The exercise: Return all lines in the material below that contain "Biais".

--------------------------------------------------

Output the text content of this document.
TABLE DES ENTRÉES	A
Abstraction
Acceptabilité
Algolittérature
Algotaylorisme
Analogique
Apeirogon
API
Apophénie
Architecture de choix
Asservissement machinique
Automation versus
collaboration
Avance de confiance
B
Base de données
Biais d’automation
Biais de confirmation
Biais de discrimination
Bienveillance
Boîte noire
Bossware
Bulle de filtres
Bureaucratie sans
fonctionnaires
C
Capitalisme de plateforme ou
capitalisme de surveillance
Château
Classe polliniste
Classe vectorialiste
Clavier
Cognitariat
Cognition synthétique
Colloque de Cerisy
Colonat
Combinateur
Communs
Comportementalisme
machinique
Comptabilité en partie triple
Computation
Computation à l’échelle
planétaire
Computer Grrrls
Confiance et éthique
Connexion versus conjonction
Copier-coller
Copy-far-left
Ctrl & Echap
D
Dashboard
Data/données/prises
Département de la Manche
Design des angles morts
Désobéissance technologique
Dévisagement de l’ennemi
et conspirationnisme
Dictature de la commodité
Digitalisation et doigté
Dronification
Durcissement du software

--------------------------------------------------

Answer in full:
Biais d’automation
Biais de confirmation
Biais de discrimination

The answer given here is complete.